THE DATA

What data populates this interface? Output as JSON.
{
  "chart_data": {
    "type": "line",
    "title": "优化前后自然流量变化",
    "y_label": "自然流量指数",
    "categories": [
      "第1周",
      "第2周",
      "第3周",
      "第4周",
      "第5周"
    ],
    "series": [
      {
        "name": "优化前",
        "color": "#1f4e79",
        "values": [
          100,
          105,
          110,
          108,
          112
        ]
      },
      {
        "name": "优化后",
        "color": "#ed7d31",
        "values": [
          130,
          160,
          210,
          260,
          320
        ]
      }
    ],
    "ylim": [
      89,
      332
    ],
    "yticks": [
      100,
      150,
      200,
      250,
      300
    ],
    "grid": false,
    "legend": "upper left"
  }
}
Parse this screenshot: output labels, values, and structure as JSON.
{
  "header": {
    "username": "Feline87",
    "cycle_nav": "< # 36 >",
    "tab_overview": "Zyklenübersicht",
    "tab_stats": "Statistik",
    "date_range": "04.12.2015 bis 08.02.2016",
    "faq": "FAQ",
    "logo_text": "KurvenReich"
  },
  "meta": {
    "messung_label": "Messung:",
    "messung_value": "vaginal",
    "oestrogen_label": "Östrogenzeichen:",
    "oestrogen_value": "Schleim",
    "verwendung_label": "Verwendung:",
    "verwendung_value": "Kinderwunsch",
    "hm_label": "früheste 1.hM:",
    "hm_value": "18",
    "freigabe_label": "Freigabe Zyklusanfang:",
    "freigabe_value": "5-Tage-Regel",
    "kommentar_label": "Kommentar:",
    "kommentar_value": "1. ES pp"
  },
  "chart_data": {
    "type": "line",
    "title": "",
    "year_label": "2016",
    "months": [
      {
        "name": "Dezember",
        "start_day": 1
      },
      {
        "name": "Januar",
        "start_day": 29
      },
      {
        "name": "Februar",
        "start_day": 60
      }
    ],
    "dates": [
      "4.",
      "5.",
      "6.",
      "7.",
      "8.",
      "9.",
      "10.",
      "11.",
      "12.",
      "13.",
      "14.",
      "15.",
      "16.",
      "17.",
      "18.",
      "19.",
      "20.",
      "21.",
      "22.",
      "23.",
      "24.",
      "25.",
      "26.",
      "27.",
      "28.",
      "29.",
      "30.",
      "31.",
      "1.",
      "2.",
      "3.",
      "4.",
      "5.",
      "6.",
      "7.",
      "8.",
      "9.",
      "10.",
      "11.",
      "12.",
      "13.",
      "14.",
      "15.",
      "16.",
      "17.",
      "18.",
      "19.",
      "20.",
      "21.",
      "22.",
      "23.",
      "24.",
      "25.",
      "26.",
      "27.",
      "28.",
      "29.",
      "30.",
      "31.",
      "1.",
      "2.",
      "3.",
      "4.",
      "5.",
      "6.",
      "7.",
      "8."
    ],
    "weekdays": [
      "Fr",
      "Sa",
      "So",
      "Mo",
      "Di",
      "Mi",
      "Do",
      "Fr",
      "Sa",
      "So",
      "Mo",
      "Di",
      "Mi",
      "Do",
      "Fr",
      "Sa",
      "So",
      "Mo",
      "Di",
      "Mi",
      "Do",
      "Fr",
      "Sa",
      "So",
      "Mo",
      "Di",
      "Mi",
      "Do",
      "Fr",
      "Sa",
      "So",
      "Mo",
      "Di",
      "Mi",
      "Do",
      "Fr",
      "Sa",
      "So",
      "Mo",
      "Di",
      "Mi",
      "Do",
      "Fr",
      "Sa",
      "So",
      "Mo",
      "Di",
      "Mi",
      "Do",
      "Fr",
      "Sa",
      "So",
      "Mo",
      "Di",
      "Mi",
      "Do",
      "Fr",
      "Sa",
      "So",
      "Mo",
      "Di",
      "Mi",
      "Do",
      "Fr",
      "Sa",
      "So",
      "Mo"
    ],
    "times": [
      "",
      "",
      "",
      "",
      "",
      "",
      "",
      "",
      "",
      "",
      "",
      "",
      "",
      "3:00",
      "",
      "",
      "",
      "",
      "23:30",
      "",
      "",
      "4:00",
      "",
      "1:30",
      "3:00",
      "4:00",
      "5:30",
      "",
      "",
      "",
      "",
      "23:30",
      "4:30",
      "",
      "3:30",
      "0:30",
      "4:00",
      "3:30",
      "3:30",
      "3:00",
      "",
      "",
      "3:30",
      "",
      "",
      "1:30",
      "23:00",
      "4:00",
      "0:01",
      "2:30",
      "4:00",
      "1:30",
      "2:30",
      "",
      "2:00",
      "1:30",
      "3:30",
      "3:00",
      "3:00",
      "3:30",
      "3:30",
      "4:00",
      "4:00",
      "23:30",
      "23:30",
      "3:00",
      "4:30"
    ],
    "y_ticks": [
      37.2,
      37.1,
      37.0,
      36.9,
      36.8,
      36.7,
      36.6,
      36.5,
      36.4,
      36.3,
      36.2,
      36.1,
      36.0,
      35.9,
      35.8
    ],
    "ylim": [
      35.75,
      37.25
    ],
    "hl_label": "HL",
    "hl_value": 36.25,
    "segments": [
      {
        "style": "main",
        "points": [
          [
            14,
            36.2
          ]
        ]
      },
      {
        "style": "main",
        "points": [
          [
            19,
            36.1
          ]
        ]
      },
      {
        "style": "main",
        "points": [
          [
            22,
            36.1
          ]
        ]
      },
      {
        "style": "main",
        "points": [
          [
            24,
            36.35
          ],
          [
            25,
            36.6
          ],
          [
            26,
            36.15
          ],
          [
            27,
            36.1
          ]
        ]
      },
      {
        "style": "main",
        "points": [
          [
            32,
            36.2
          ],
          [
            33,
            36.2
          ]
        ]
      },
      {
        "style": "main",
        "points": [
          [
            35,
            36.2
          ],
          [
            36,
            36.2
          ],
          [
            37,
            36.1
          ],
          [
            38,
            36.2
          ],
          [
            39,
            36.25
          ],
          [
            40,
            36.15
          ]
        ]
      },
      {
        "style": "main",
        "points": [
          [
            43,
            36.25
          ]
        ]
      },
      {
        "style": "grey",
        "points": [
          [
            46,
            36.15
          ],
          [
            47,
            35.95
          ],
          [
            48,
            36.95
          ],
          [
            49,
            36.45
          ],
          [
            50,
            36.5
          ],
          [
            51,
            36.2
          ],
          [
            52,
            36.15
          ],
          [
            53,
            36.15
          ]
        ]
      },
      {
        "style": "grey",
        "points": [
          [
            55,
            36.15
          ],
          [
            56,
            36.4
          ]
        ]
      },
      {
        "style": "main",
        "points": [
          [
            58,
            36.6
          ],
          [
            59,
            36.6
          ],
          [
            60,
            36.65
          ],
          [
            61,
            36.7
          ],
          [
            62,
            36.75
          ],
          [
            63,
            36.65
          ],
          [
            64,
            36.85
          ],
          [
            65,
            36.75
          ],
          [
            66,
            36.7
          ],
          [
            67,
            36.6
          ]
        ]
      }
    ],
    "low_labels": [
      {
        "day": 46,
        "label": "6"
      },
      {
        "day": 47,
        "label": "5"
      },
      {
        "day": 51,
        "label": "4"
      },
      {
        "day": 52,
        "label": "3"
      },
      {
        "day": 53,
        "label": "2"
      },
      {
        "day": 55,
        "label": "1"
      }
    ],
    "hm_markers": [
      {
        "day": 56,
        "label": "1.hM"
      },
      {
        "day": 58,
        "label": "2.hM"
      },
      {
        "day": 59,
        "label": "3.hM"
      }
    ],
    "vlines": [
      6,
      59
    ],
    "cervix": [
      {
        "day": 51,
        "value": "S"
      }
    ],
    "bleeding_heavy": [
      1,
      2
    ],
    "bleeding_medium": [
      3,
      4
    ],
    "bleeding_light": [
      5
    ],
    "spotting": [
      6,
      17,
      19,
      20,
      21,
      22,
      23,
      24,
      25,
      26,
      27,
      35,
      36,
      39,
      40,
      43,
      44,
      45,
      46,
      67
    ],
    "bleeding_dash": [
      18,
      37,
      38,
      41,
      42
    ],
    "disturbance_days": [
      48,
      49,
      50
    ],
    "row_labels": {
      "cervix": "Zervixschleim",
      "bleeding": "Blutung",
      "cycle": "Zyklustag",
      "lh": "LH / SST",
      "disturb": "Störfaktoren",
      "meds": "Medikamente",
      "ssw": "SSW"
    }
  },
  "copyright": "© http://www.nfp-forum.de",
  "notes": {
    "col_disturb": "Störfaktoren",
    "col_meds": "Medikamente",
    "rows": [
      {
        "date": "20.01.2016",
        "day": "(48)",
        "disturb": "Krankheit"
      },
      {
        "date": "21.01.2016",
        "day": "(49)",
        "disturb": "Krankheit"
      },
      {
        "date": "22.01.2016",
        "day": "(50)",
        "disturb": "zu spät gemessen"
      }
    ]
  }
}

WORK INSTRUCTIONS
Look over the material above and show each line where "JSON" appears.

EXPECTED ANSWER
What data populates this interface? Output as JSON.
Parse this screenshot: output labels, values, and structure as JSON.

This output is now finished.